Exercise task
Extract each line holding the word "deres" from the entries.

Input material

## begin

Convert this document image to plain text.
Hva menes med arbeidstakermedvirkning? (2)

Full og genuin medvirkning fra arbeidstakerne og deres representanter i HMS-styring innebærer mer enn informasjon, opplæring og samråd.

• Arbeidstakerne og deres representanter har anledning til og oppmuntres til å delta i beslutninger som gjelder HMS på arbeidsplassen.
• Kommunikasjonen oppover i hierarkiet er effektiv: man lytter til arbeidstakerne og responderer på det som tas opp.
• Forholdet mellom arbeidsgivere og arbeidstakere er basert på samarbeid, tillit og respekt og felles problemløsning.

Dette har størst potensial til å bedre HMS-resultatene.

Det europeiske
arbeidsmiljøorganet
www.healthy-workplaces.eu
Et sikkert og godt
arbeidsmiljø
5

## end

Response to this task
Full og genuin medvirkning fra arbeidstakerne og deres representanter i HMS-styring innebærer mer enn informasjon, opplæring og samråd.
• Arbeidstakerne og deres representanter har anledning til og oppmuntres til å delta i beslutninger som gjelder HMS på arbeidsplassen.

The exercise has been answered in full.